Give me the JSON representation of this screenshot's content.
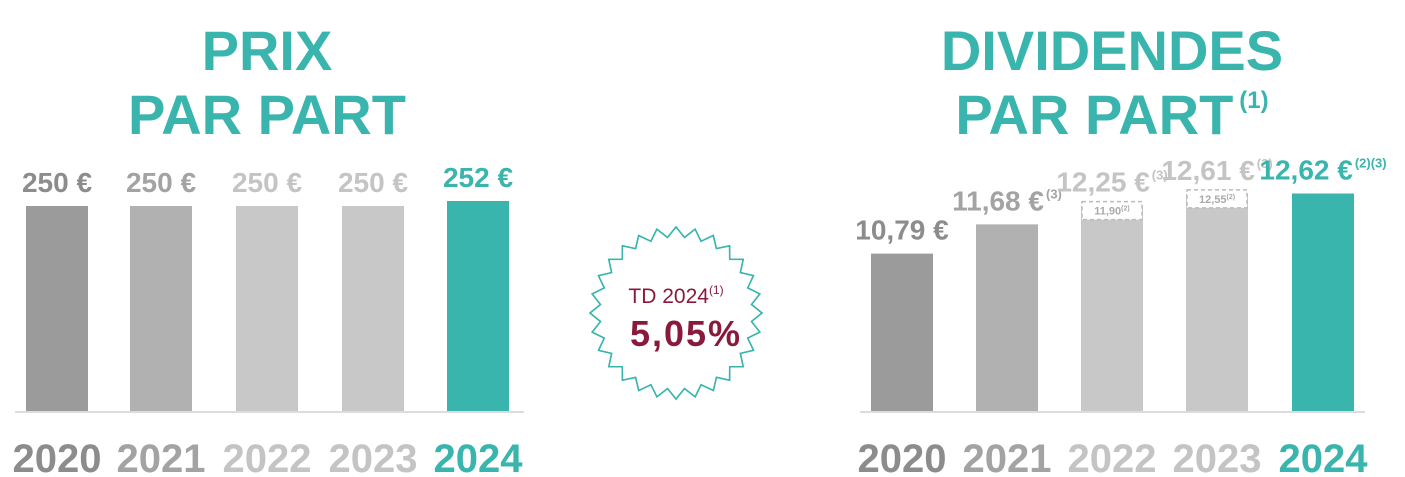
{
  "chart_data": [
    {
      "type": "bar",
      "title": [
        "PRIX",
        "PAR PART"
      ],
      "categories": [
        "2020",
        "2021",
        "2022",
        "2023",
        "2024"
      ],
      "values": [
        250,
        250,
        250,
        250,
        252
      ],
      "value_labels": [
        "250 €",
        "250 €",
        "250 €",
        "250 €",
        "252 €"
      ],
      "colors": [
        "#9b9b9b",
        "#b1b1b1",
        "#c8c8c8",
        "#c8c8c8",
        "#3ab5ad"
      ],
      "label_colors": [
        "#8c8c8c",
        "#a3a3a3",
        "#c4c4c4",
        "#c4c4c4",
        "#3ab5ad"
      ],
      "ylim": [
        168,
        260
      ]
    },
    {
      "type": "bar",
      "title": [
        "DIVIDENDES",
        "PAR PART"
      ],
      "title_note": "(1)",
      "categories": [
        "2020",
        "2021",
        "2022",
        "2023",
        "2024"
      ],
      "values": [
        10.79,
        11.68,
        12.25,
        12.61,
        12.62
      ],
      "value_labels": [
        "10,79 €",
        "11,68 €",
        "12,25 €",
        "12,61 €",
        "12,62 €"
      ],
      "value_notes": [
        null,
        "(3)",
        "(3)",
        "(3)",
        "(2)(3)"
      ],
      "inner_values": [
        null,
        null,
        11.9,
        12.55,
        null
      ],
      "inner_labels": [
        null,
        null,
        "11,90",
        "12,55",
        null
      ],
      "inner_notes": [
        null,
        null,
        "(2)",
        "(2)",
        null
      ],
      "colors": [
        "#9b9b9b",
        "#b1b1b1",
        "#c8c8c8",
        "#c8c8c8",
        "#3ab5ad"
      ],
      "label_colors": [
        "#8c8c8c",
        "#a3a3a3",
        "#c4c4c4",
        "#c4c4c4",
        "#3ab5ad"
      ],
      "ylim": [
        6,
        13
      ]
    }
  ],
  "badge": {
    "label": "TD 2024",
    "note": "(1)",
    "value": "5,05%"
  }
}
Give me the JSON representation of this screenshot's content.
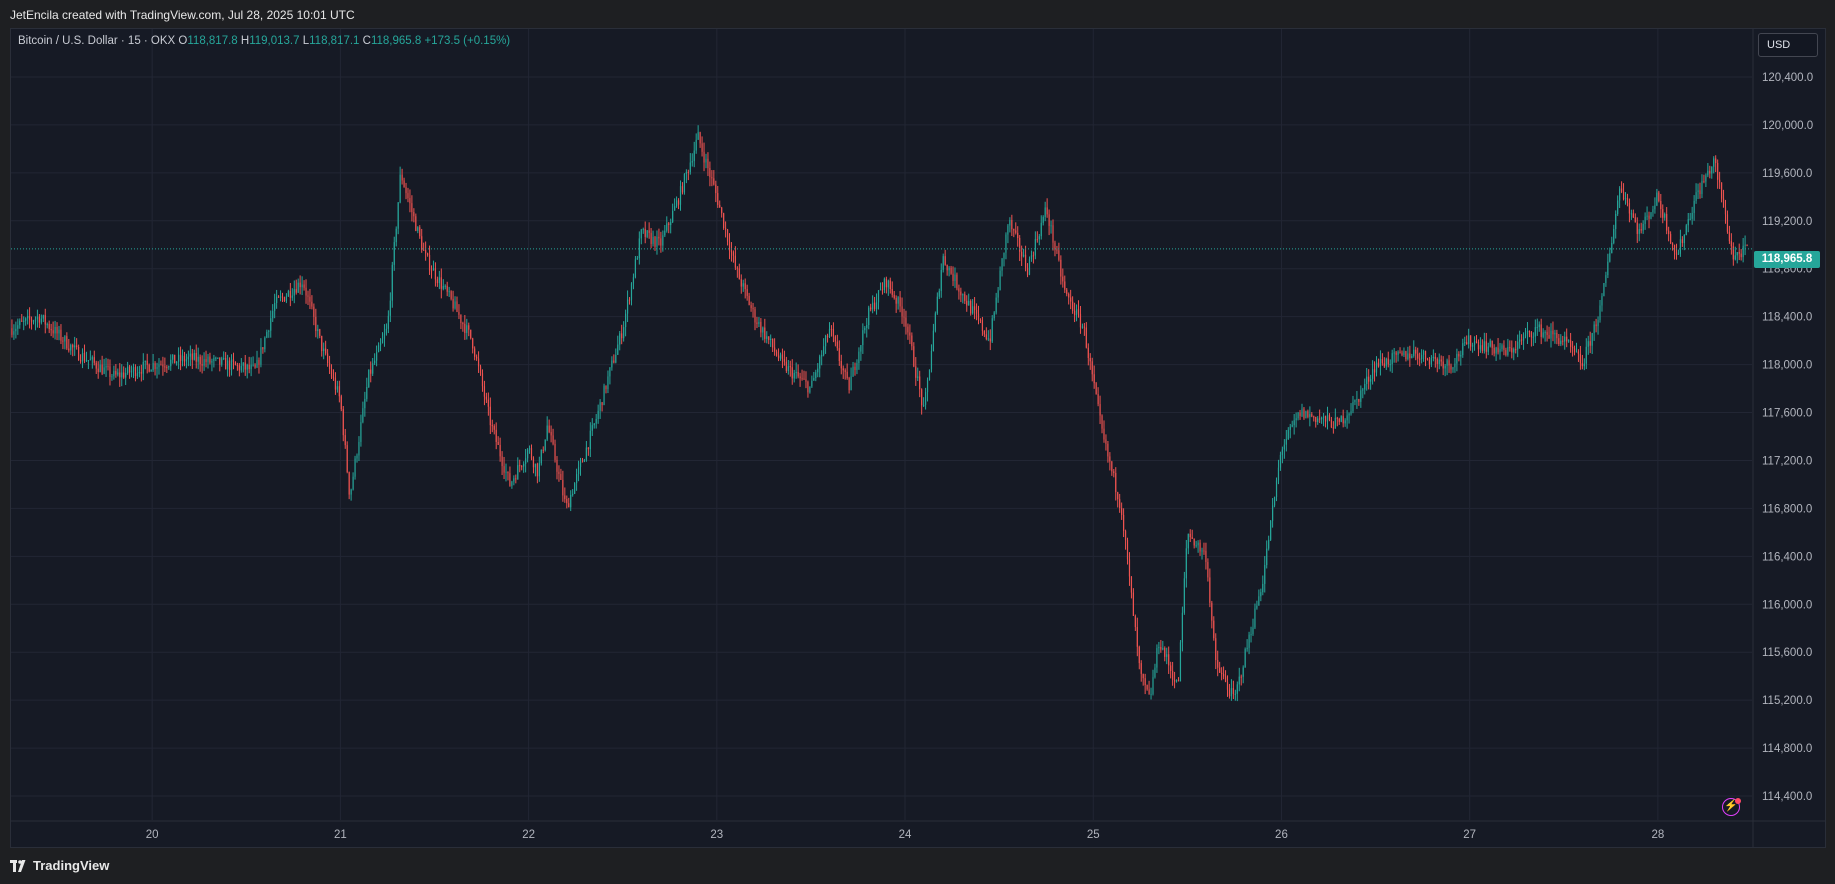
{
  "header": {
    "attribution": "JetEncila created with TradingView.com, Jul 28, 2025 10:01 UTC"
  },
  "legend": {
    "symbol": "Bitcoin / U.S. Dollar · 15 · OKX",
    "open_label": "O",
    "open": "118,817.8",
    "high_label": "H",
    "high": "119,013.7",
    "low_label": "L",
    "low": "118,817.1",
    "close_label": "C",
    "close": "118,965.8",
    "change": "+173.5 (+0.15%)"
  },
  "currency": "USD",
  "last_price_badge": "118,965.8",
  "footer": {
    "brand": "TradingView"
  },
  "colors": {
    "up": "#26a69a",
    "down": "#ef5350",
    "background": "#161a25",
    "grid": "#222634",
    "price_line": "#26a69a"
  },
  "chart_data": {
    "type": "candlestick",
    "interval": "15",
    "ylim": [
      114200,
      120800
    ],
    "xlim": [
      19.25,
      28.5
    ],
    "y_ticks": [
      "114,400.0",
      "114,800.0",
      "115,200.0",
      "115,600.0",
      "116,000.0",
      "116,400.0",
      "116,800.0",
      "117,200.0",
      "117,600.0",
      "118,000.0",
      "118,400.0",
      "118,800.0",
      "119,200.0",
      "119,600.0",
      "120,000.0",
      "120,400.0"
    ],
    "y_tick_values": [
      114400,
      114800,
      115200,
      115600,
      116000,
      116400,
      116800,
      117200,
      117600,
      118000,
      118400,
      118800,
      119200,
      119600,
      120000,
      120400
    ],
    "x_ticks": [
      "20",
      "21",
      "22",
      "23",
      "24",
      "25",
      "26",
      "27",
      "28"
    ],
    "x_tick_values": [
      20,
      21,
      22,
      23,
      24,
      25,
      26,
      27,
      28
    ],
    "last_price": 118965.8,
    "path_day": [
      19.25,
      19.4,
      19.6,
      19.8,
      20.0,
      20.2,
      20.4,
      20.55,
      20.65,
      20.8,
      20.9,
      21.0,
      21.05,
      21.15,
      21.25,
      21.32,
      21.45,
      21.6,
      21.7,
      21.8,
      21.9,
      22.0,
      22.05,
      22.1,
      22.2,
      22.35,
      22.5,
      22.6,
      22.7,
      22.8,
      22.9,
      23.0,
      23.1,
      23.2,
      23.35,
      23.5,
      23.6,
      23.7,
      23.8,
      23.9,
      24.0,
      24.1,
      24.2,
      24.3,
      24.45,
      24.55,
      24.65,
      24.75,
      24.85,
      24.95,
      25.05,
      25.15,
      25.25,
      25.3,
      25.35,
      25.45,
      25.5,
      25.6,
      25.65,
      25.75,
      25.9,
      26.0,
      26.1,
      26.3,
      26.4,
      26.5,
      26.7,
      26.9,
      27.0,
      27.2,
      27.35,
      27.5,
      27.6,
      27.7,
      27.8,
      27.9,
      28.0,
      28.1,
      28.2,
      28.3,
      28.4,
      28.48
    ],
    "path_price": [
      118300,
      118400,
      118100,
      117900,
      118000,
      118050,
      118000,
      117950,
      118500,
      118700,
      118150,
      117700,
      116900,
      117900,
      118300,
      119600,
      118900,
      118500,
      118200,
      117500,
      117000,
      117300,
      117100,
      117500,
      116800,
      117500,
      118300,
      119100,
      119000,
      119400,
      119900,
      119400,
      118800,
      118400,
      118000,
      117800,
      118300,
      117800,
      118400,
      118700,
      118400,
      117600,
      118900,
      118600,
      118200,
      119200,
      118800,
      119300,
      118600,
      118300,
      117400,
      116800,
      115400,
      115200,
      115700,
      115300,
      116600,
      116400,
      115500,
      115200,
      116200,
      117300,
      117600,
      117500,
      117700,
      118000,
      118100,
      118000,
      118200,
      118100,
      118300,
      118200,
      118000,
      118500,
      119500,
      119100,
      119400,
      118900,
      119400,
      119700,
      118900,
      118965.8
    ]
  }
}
---
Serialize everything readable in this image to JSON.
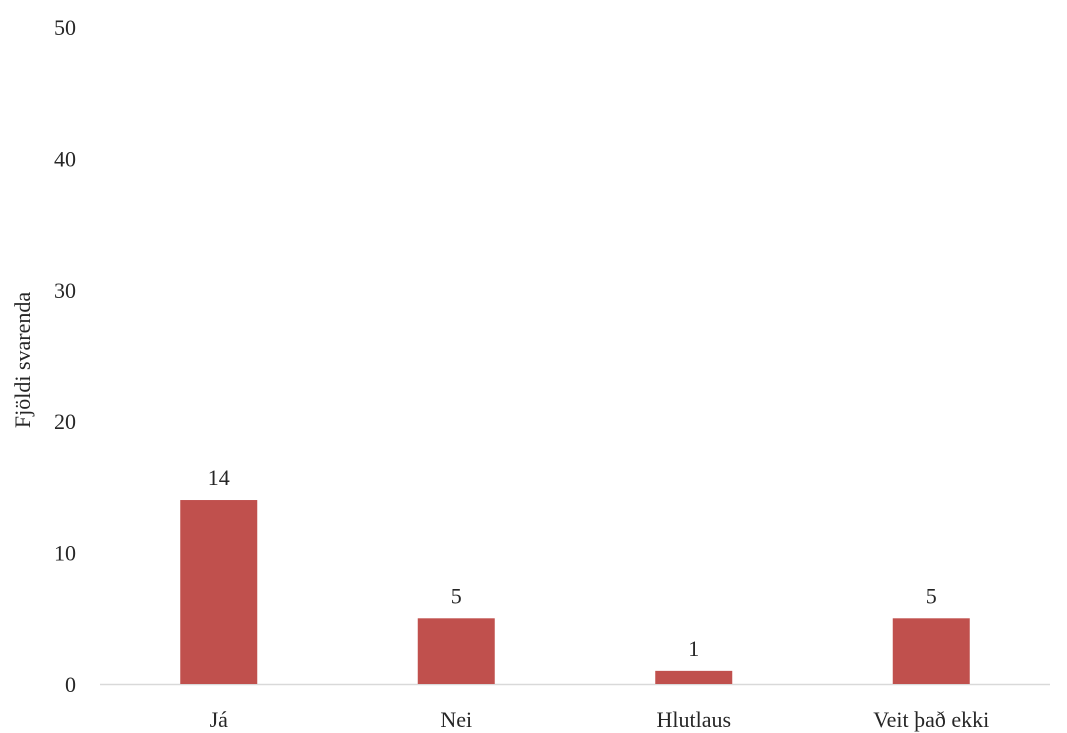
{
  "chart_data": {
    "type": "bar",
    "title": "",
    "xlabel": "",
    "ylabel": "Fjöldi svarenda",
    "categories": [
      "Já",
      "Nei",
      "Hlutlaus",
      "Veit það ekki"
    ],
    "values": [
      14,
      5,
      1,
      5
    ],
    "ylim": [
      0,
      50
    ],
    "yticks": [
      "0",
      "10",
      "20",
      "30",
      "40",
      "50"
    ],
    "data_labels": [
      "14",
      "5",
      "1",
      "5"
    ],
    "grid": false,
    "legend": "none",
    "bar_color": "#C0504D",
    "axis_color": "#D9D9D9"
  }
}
==
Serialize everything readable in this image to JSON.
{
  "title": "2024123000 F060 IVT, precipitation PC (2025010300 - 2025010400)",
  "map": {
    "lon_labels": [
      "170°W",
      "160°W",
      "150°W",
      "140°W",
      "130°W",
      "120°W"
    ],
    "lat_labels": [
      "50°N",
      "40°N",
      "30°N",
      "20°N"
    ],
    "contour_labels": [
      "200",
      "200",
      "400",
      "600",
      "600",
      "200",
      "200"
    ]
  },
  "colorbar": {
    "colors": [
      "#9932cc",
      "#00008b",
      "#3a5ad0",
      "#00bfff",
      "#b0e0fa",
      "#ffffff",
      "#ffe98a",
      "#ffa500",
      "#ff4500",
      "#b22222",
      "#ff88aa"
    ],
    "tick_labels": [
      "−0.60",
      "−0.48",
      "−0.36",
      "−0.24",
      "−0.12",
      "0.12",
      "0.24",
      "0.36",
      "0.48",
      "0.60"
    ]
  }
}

■ Problem:
Report how many lines in the listing include the word "TradingView". Give nothing but the count.

■ Exercise output:
2